### Exercise task
Repeat, without any change, the entries presented below.

□ □ □ □ □

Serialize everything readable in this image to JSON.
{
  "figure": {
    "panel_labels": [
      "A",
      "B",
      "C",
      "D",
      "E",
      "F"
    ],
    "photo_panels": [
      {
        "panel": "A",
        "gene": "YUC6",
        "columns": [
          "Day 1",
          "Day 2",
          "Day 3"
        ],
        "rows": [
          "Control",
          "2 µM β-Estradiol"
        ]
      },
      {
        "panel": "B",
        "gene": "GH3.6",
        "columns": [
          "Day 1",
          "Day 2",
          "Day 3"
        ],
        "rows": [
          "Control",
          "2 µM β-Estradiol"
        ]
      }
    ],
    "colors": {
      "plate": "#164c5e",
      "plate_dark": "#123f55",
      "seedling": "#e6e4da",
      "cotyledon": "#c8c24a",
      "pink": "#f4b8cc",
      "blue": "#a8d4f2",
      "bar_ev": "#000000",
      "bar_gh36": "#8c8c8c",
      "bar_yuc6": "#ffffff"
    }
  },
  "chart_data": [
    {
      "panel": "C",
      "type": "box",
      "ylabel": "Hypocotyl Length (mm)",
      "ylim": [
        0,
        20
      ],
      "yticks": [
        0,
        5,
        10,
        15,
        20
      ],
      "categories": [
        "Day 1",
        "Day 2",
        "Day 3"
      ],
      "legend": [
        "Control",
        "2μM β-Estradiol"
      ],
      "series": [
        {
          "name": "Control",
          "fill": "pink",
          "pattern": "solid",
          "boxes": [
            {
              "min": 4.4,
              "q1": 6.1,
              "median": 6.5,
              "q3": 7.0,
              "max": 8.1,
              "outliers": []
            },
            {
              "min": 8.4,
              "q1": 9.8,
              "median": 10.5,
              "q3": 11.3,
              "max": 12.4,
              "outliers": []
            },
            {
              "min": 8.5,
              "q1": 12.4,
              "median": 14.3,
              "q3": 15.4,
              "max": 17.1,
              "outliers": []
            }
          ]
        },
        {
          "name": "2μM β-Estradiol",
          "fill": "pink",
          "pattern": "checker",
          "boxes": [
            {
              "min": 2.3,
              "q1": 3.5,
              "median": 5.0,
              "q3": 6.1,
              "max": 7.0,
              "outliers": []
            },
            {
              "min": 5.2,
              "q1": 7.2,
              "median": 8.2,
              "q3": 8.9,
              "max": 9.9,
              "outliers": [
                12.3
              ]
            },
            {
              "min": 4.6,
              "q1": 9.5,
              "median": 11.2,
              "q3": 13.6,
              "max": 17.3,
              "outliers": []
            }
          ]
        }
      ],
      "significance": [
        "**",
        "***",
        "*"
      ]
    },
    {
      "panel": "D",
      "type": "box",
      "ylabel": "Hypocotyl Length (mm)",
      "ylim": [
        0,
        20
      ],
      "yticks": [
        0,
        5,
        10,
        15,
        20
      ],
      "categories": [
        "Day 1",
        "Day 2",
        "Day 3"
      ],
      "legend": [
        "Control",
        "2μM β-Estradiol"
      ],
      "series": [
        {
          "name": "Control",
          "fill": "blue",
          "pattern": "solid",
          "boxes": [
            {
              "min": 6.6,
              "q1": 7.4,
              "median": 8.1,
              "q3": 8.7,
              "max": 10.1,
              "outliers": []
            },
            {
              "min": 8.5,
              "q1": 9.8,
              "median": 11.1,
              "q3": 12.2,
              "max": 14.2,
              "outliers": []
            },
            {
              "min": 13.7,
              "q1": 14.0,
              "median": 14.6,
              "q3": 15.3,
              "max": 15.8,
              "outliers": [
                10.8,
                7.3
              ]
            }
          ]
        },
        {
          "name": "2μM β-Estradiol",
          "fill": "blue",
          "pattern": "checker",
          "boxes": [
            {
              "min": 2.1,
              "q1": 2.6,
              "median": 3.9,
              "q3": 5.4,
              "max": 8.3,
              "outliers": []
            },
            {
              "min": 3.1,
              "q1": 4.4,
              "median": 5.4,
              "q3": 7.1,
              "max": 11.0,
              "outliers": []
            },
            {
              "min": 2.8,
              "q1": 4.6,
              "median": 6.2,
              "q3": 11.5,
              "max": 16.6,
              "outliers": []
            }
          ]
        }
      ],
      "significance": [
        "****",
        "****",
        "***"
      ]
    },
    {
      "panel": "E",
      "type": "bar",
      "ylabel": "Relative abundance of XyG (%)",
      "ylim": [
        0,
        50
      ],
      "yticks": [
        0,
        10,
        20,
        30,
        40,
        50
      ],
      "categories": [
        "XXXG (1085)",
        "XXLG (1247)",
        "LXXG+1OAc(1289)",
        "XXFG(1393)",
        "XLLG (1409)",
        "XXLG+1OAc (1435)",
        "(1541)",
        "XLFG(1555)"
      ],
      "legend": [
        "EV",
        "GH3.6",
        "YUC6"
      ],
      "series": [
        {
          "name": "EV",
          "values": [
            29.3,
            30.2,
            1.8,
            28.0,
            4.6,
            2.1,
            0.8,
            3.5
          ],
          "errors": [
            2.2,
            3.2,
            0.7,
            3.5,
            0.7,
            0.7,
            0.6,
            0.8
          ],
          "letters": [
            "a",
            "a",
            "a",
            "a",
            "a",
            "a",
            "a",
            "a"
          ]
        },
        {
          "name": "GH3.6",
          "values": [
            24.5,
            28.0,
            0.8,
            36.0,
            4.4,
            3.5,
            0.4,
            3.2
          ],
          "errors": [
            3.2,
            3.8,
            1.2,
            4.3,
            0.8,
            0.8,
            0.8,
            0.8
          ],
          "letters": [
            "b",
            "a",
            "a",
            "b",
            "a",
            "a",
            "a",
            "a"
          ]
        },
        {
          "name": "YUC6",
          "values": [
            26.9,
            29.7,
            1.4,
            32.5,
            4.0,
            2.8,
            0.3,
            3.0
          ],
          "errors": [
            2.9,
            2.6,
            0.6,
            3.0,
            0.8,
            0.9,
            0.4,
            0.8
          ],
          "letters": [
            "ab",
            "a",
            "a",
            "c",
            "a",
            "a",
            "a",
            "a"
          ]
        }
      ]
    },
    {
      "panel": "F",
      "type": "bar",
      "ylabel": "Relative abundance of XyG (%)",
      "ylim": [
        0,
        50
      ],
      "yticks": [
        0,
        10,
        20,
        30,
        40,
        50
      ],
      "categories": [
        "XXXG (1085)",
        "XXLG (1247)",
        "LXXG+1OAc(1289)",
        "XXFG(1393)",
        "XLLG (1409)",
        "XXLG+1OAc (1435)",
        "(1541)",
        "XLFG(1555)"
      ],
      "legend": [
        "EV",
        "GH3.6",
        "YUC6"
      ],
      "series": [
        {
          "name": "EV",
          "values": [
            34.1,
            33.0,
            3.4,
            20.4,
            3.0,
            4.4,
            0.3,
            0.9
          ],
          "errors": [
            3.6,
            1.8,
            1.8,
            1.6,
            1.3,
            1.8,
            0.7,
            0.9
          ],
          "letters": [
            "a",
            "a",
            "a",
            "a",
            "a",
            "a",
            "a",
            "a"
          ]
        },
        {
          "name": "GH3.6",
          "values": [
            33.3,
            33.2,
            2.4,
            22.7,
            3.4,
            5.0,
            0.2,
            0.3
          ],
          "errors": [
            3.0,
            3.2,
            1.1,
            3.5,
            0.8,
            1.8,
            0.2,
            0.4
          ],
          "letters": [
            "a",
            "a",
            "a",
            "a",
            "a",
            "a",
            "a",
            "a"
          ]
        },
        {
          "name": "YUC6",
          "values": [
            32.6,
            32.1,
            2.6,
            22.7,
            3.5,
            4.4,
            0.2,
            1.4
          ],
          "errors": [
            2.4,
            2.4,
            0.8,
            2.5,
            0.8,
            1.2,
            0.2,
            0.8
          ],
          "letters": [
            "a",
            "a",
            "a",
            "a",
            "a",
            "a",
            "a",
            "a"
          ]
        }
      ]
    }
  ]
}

□ □ □ □ □

### Result of this exercise
Serialize everything readable in this image to JSON.
{
  "figure": {
    "panel_labels": [
      "A",
      "B",
      "C",
      "D",
      "E",
      "F"
    ],
    "photo_panels": [
      {
        "panel": "A",
        "gene": "YUC6",
        "columns": [
          "Day 1",
          "Day 2",
          "Day 3"
        ],
        "rows": [
          "Control",
          "2 µM β-Estradiol"
        ]
      },
      {
        "panel": "B",
        "gene": "GH3.6",
        "columns": [
          "Day 1",
          "Day 2",
          "Day 3"
        ],
        "rows": [
          "Control",
          "2 µM β-Estradiol"
        ]
      }
    ],
    "colors": {
      "plate": "#164c5e",
      "plate_dark": "#123f55",
      "seedling": "#e6e4da",
      "cotyledon": "#c8c24a",
      "pink": "#f4b8cc",
      "blue": "#a8d4f2",
      "bar_ev": "#000000",
      "bar_gh36": "#8c8c8c",
      "bar_yuc6": "#ffffff"
    }
  },
  "chart_data": [
    {
      "panel": "C",
      "type": "box",
      "ylabel": "Hypocotyl Length (mm)",
      "ylim": [
        0,
        20
      ],
      "yticks": [
        0,
        5,
        10,
        15,
        20
      ],
      "categories": [
        "Day 1",
        "Day 2",
        "Day 3"
      ],
      "legend": [
        "Control",
        "2μM β-Estradiol"
      ],
      "series": [
        {
          "name": "Control",
          "fill": "pink",
          "pattern": "solid",
          "boxes": [
            {
              "min": 4.4,
              "q1": 6.1,
              "median": 6.5,
              "q3": 7.0,
              "max": 8.1,
              "outliers": []
            },
            {
              "min": 8.4,
              "q1": 9.8,
              "median": 10.5,
              "q3": 11.3,
              "max": 12.4,
              "outliers": []
            },
            {
              "min": 8.5,
              "q1": 12.4,
              "median": 14.3,
              "q3": 15.4,
              "max": 17.1,
              "outliers": []
            }
          ]
        },
        {
          "name": "2μM β-Estradiol",
          "fill": "pink",
          "pattern": "checker",
          "boxes": [
            {
              "min": 2.3,
              "q1": 3.5,
              "median": 5.0,
              "q3": 6.1,
              "max": 7.0,
              "outliers": []
            },
            {
              "min": 5.2,
              "q1": 7.2,
              "median": 8.2,
              "q3": 8.9,
              "max": 9.9,
              "outliers": [
                12.3
              ]
            },
            {
              "min": 4.6,
              "q1": 9.5,
              "median": 11.2,
              "q3": 13.6,
              "max": 17.3,
              "outliers": []
            }
          ]
        }
      ],
      "significance": [
        "**",
        "***",
        "*"
      ]
    },
    {
      "panel": "D",
      "type": "box",
      "ylabel": "Hypocotyl Length (mm)",
      "ylim": [
        0,
        20
      ],
      "yticks": [
        0,
        5,
        10,
        15,
        20
      ],
      "categories": [
        "Day 1",
        "Day 2",
        "Day 3"
      ],
      "legend": [
        "Control",
        "2μM β-Estradiol"
      ],
      "series": [
        {
          "name": "Control",
          "fill": "blue",
          "pattern": "solid",
          "boxes": [
            {
              "min": 6.6,
              "q1": 7.4,
              "median": 8.1,
              "q3": 8.7,
              "max": 10.1,
              "outliers": []
            },
            {
              "min": 8.5,
              "q1": 9.8,
              "median": 11.1,
              "q3": 12.2,
              "max": 14.2,
              "outliers": []
            },
            {
              "min": 13.7,
              "q1": 14.0,
              "median": 14.6,
              "q3": 15.3,
              "max": 15.8,
              "outliers": [
                10.8,
                7.3
              ]
            }
          ]
        },
        {
          "name": "2μM β-Estradiol",
          "fill": "blue",
          "pattern": "checker",
          "boxes": [
            {
              "min": 2.1,
              "q1": 2.6,
              "median": 3.9,
              "q3": 5.4,
              "max": 8.3,
              "outliers": []
            },
            {
              "min": 3.1,
              "q1": 4.4,
              "median": 5.4,
              "q3": 7.1,
              "max": 11.0,
              "outliers": []
            },
            {
              "min": 2.8,
              "q1": 4.6,
              "median": 6.2,
              "q3": 11.5,
              "max": 16.6,
              "outliers": []
            }
          ]
        }
      ],
      "significance": [
        "****",
        "****",
        "***"
      ]
    },
    {
      "panel": "E",
      "type": "bar",
      "ylabel": "Relative abundance of XyG (%)",
      "ylim": [
        0,
        50
      ],
      "yticks": [
        0,
        10,
        20,
        30,
        40,
        50
      ],
      "categories": [
        "XXXG (1085)",
        "XXLG (1247)",
        "LXXG+1OAc(1289)",
        "XXFG(1393)",
        "XLLG (1409)",
        "XXLG+1OAc (1435)",
        "(1541)",
        "XLFG(1555)"
      ],
      "legend": [
        "EV",
        "GH3.6",
        "YUC6"
      ],
      "series": [
        {
          "name": "EV",
          "values": [
            29.3,
            30.2,
            1.8,
            28.0,
            4.6,
            2.1,
            0.8,
            3.5
          ],
          "errors": [
            2.2,
            3.2,
            0.7,
            3.5,
            0.7,
            0.7,
            0.6,
            0.8
          ],
          "letters": [
            "a",
            "a",
            "a",
            "a",
            "a",
            "a",
            "a",
            "a"
          ]
        },
        {
          "name": "GH3.6",
          "values": [
            24.5,
            28.0,
            0.8,
            36.0,
            4.4,
            3.5,
            0.4,
            3.2
          ],
          "errors": [
            3.2,
            3.8,
            1.2,
            4.3,
            0.8,
            0.8,
            0.8,
            0.8
          ],
          "letters": [
            "b",
            "a",
            "a",
            "b",
            "a",
            "a",
            "a",
            "a"
          ]
        },
        {
          "name": "YUC6",
          "values": [
            26.9,
            29.7,
            1.4,
            32.5,
            4.0,
            2.8,
            0.3,
            3.0
          ],
          "errors": [
            2.9,
            2.6,
            0.6,
            3.0,
            0.8,
            0.9,
            0.4,
            0.8
          ],
          "letters": [
            "ab",
            "a",
            "a",
            "c",
            "a",
            "a",
            "a",
            "a"
          ]
        }
      ]
    },
    {
      "panel": "F",
      "type": "bar",
      "ylabel": "Relative abundance of XyG (%)",
      "ylim": [
        0,
        50
      ],
      "yticks": [
        0,
        10,
        20,
        30,
        40,
        50
      ],
      "categories": [
        "XXXG (1085)",
        "XXLG (1247)",
        "LXXG+1OAc(1289)",
        "XXFG(1393)",
        "XLLG (1409)",
        "XXLG+1OAc (1435)",
        "(1541)",
        "XLFG(1555)"
      ],
      "legend": [
        "EV",
        "GH3.6",
        "YUC6"
      ],
      "series": [
        {
          "name": "EV",
          "values": [
            34.1,
            33.0,
            3.4,
            20.4,
            3.0,
            4.4,
            0.3,
            0.9
          ],
          "errors": [
            3.6,
            1.8,
            1.8,
            1.6,
            1.3,
            1.8,
            0.7,
            0.9
          ],
          "letters": [
            "a",
            "a",
            "a",
            "a",
            "a",
            "a",
            "a",
            "a"
          ]
        },
        {
          "name": "GH3.6",
          "values": [
            33.3,
            33.2,
            2.4,
            22.7,
            3.4,
            5.0,
            0.2,
            0.3
          ],
          "errors": [
            3.0,
            3.2,
            1.1,
            3.5,
            0.8,
            1.8,
            0.2,
            0.4
          ],
          "letters": [
            "a",
            "a",
            "a",
            "a",
            "a",
            "a",
            "a",
            "a"
          ]
        },
        {
          "name": "YUC6",
          "values": [
            32.6,
            32.1,
            2.6,
            22.7,
            3.5,
            4.4,
            0.2,
            1.4
          ],
          "errors": [
            2.4,
            2.4,
            0.8,
            2.5,
            0.8,
            1.2,
            0.2,
            0.8
          ],
          "letters": [
            "a",
            "a",
            "a",
            "a",
            "a",
            "a",
            "a",
            "a"
          ]
        }
      ]
    }
  ]
}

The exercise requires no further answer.